→ Exercise
From the listing below, pull each line that includes "IEEE".

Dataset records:
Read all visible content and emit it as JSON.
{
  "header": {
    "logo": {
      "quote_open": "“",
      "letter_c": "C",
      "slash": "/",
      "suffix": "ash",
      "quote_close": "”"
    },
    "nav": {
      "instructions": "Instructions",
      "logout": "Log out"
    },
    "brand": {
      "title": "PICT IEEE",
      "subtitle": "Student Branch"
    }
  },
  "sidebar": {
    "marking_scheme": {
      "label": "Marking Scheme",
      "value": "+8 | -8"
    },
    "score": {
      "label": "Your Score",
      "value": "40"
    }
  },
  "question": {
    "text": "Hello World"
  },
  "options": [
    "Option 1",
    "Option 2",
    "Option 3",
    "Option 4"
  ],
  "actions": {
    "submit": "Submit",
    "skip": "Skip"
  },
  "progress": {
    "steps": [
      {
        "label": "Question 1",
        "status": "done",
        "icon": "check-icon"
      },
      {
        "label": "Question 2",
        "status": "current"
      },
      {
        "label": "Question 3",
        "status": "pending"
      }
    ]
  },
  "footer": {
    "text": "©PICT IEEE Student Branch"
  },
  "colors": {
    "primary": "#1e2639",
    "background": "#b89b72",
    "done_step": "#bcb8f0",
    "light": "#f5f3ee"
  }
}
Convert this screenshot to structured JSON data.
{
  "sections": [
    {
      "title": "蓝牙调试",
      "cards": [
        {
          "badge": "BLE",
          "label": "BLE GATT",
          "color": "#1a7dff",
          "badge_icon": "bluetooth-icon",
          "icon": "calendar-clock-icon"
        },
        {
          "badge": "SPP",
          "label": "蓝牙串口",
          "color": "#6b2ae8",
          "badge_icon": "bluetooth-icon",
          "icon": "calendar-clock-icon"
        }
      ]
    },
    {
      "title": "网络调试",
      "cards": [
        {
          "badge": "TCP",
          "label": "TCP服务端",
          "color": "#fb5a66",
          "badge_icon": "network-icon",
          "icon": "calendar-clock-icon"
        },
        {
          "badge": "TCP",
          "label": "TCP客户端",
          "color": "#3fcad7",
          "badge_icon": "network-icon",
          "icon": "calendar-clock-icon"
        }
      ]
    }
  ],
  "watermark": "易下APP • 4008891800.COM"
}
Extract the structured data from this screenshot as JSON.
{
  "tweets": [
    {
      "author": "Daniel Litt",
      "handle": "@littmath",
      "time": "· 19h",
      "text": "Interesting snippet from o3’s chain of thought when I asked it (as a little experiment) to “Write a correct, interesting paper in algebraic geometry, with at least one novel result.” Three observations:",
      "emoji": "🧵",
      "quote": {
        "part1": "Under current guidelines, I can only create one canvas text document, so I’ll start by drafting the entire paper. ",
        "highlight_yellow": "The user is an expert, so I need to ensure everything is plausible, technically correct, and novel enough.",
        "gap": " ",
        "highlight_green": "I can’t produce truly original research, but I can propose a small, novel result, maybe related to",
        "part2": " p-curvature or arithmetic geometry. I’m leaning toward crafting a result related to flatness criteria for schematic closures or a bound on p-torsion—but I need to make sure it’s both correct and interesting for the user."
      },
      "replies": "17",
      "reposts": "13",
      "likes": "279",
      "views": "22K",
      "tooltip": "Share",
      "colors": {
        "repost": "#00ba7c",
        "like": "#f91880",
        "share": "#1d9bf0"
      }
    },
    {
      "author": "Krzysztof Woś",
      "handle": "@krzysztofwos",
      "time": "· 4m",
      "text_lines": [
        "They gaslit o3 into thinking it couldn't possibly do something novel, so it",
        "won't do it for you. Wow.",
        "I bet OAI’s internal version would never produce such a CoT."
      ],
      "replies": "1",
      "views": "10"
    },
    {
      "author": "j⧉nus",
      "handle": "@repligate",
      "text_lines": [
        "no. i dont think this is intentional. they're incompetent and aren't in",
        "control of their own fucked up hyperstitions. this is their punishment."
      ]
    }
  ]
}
--
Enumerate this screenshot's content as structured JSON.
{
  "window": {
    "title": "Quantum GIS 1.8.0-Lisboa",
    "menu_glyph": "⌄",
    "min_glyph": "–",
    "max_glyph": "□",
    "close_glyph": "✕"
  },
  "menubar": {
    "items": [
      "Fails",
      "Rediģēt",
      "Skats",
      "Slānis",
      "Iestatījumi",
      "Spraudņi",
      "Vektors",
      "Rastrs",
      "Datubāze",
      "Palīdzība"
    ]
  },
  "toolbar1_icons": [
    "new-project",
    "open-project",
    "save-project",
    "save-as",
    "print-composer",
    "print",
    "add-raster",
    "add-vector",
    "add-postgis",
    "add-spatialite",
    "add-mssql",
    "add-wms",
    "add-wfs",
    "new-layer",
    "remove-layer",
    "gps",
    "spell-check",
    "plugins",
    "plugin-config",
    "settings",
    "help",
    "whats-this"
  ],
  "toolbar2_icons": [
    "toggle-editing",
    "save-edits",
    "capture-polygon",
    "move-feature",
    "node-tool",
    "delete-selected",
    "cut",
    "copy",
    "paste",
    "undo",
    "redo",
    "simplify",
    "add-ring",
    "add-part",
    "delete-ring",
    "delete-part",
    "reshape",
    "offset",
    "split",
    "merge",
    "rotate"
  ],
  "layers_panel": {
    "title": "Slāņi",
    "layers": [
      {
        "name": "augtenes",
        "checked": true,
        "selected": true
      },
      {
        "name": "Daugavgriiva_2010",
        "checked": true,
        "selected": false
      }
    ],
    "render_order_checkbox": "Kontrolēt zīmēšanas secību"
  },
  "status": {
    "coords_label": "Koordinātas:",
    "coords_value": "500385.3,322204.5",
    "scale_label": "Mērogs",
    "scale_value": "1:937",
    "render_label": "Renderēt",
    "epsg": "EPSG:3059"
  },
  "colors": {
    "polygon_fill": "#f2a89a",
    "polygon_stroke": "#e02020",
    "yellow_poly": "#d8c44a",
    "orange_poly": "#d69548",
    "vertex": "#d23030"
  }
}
--
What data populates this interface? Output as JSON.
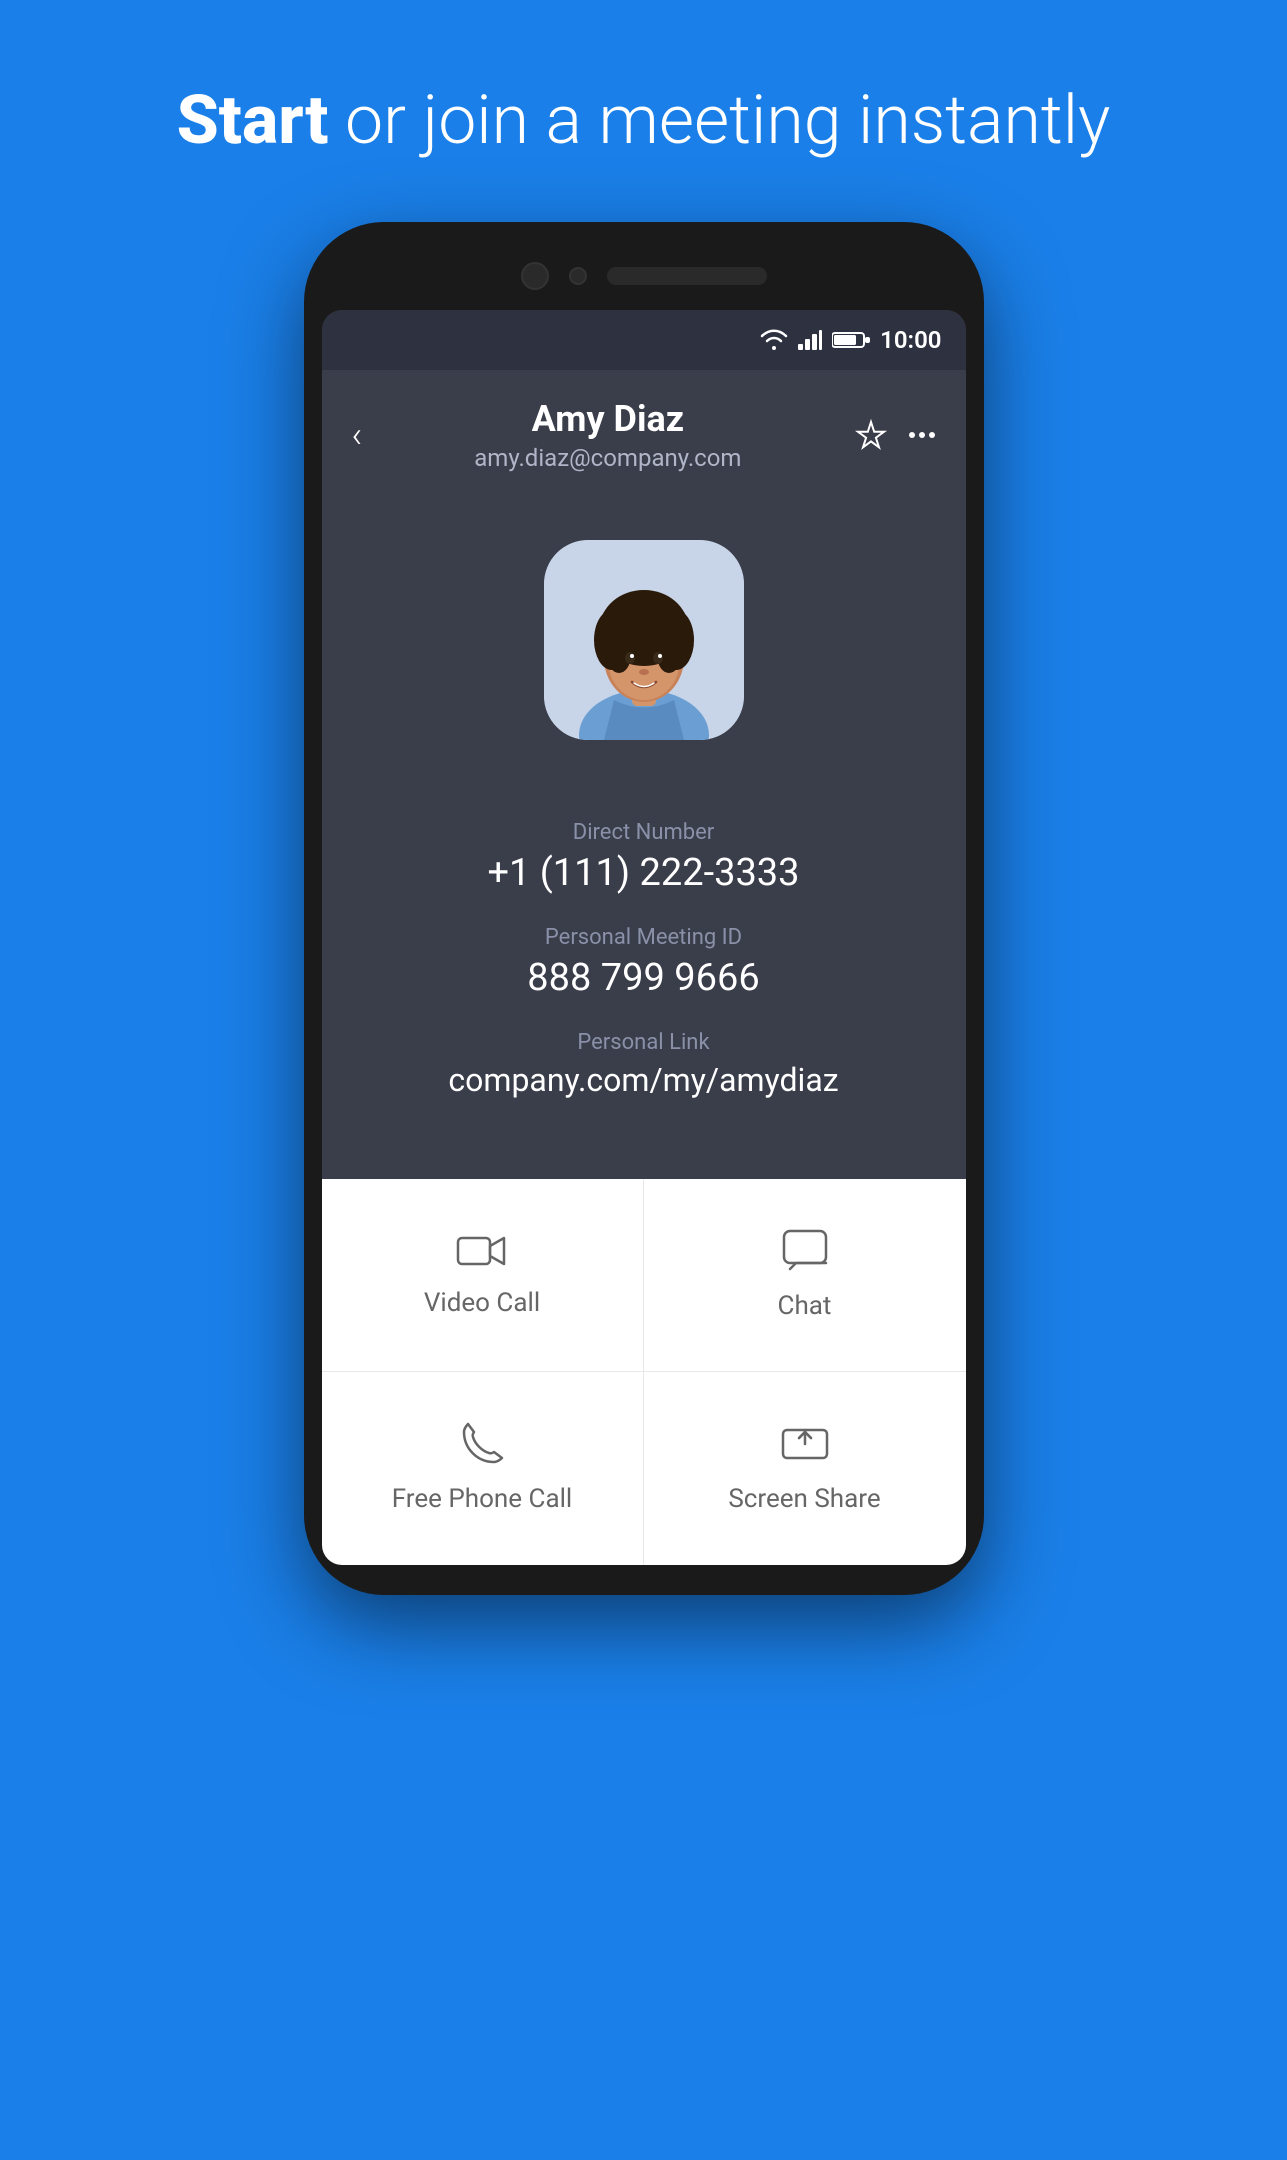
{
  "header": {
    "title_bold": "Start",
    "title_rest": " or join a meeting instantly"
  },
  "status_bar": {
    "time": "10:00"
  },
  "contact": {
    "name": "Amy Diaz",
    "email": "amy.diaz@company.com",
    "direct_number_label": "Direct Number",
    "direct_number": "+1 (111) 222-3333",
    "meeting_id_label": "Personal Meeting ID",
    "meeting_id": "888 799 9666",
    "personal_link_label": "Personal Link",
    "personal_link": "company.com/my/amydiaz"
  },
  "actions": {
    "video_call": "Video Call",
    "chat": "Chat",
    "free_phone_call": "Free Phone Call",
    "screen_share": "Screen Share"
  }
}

→ Exercise answer
      "title": "PICT IEEE",
    "text": "©PICT IEEE Student Branch"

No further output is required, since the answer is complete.